[Dataset items]
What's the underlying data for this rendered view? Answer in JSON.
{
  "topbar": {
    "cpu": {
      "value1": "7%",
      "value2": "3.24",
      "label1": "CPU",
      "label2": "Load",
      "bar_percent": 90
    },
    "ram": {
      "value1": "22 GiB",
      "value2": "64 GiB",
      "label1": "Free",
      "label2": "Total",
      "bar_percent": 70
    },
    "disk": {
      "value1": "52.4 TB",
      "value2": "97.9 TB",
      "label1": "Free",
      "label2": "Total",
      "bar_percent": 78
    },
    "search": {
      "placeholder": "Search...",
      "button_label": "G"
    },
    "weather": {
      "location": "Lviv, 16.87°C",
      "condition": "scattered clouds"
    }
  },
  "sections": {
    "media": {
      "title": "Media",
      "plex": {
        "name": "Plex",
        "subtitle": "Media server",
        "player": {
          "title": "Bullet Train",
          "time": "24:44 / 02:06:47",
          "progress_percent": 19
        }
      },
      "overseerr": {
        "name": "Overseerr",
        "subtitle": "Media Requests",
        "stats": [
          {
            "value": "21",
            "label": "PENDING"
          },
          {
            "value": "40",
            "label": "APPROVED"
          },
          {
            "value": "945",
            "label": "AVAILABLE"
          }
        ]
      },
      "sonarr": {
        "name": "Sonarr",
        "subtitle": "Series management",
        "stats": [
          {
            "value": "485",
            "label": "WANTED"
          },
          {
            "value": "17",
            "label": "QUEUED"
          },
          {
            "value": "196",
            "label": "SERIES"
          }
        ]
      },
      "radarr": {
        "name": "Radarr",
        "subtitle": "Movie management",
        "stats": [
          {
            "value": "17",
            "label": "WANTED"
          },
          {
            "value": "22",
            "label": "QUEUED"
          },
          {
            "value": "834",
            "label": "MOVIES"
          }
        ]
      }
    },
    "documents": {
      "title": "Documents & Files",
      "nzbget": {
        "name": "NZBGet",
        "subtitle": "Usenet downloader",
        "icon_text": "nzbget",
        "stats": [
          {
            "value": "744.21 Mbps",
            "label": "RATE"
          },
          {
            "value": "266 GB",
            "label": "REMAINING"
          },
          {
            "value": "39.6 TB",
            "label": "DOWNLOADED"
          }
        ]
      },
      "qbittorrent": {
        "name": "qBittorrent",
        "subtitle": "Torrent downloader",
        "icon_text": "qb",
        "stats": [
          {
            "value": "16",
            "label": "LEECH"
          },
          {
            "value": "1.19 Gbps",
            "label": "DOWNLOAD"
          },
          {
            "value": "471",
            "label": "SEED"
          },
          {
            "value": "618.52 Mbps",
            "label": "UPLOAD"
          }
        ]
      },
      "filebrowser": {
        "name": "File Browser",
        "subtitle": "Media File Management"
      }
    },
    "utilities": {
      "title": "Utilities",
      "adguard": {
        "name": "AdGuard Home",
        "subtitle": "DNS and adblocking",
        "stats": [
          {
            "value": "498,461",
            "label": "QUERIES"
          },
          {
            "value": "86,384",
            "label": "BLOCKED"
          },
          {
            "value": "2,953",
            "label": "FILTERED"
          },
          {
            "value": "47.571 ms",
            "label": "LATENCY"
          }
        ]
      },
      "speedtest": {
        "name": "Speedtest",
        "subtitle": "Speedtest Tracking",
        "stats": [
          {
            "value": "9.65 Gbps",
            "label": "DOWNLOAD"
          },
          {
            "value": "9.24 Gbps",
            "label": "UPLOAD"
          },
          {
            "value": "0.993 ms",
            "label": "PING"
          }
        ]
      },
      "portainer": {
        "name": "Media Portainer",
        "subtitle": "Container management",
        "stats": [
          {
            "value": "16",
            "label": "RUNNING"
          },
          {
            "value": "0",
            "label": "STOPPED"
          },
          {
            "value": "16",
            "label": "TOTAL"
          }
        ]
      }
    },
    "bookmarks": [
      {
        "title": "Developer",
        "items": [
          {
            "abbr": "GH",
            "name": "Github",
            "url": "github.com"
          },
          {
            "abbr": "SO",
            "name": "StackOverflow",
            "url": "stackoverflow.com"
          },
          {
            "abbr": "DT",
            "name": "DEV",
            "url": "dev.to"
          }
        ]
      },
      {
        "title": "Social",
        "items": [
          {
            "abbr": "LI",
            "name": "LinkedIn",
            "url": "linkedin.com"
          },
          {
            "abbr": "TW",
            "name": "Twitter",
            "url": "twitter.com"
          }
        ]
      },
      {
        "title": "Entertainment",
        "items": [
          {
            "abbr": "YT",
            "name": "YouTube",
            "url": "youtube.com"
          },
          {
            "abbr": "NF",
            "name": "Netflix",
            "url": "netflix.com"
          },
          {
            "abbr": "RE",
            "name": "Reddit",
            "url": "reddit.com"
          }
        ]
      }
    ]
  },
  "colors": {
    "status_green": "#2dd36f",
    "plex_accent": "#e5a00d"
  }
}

**What the task requires**. Transcribe each record exactly. Leave nothing out.

**Exercise answer**.
What's the underlying data for this rendered view? Answer in JSON.
{
  "topbar": {
    "cpu": {
      "value1": "7%",
      "value2": "3.24",
      "label1": "CPU",
      "label2": "Load",
      "bar_percent": 90
    },
    "ram": {
      "value1": "22 GiB",
      "value2": "64 GiB",
      "label1": "Free",
      "label2": "Total",
      "bar_percent": 70
    },
    "disk": {
      "value1": "52.4 TB",
      "value2": "97.9 TB",
      "label1": "Free",
      "label2": "Total",
      "bar_percent": 78
    },
    "search": {
      "placeholder": "Search...",
      "button_label": "G"
    },
    "weather": {
      "location": "Lviv, 16.87°C",
      "condition": "scattered clouds"
    }
  },
  "sections": {
    "media": {
      "title": "Media",
      "plex": {
        "name": "Plex",
        "subtitle": "Media server",
        "player": {
          "title": "Bullet Train",
          "time": "24:44 / 02:06:47",
          "progress_percent": 19
        }
      },
      "overseerr": {
        "name": "Overseerr",
        "subtitle": "Media Requests",
        "stats": [
          {
            "value": "21",
            "label": "PENDING"
          },
          {
            "value": "40",
            "label": "APPROVED"
          },
          {
            "value": "945",
            "label": "AVAILABLE"
          }
        ]
      },
      "sonarr": {
        "name": "Sonarr",
        "subtitle": "Series management",
        "stats": [
          {
            "value": "485",
            "label": "WANTED"
          },
          {
            "value": "17",
            "label": "QUEUED"
          },
          {
            "value": "196",
            "label": "SERIES"
          }
        ]
      },
      "radarr": {
        "name": "Radarr",
        "subtitle": "Movie management",
        "stats": [
          {
            "value": "17",
            "label": "WANTED"
          },
          {
            "value": "22",
            "label": "QUEUED"
          },
          {
            "value": "834",
            "label": "MOVIES"
          }
        ]
      }
    },
    "documents": {
      "title": "Documents & Files",
      "nzbget": {
        "name": "NZBGet",
        "subtitle": "Usenet downloader",
        "icon_text": "nzbget",
        "stats": [
          {
            "value": "744.21 Mbps",
            "label": "RATE"
          },
          {
            "value": "266 GB",
            "label": "REMAINING"
          },
          {
            "value": "39.6 TB",
            "label": "DOWNLOADED"
          }
        ]
      },
      "qbittorrent": {
        "name": "qBittorrent",
        "subtitle": "Torrent downloader",
        "icon_text": "qb",
        "stats": [
          {
            "value": "16",
            "label": "LEECH"
          },
          {
            "value": "1.19 Gbps",
            "label": "DOWNLOAD"
          },
          {
            "value": "471",
            "label": "SEED"
          },
          {
            "value": "618.52 Mbps",
            "label": "UPLOAD"
          }
        ]
      },
      "filebrowser": {
        "name": "File Browser",
        "subtitle": "Media File Management"
      }
    },
    "utilities": {
      "title": "Utilities",
      "adguard": {
        "name": "AdGuard Home",
        "subtitle": "DNS and adblocking",
        "stats": [
          {
            "value": "498,461",
            "label": "QUERIES"
          },
          {
            "value": "86,384",
            "label": "BLOCKED"
          },
          {
            "value": "2,953",
            "label": "FILTERED"
          },
          {
            "value": "47.571 ms",
            "label": "LATENCY"
          }
        ]
      },
      "speedtest": {
        "name": "Speedtest",
        "subtitle": "Speedtest Tracking",
        "stats": [
          {
            "value": "9.65 Gbps",
            "label": "DOWNLOAD"
          },
          {
            "value": "9.24 Gbps",
            "label": "UPLOAD"
          },
          {
            "value": "0.993 ms",
            "label": "PING"
          }
        ]
      },
      "portainer": {
        "name": "Media Portainer",
        "subtitle": "Container management",
        "stats": [
          {
            "value": "16",
            "label": "RUNNING"
          },
          {
            "value": "0",
            "label": "STOPPED"
          },
          {
            "value": "16",
            "label": "TOTAL"
          }
        ]
      }
    },
    "bookmarks": [
      {
        "title": "Developer",
        "items": [
          {
            "abbr": "GH",
            "name": "Github",
            "url": "github.com"
          },
          {
            "abbr": "SO",
            "name": "StackOverflow",
            "url": "stackoverflow.com"
          },
          {
            "abbr": "DT",
            "name": "DEV",
            "url": "dev.to"
          }
        ]
      },
      {
        "title": "Social",
        "items": [
          {
            "abbr": "LI",
            "name": "LinkedIn",
            "url": "linkedin.com"
          },
          {
            "abbr": "TW",
            "name": "Twitter",
            "url": "twitter.com"
          }
        ]
      },
      {
        "title": "Entertainment",
        "items": [
          {
            "abbr": "YT",
            "name": "YouTube",
            "url": "youtube.com"
          },
          {
            "abbr": "NF",
            "name": "Netflix",
            "url": "netflix.com"
          },
          {
            "abbr": "RE",
            "name": "Reddit",
            "url": "reddit.com"
          }
        ]
      }
    ]
  },
  "colors": {
    "status_green": "#2dd36f",
    "plex_accent": "#e5a00d"
  }
}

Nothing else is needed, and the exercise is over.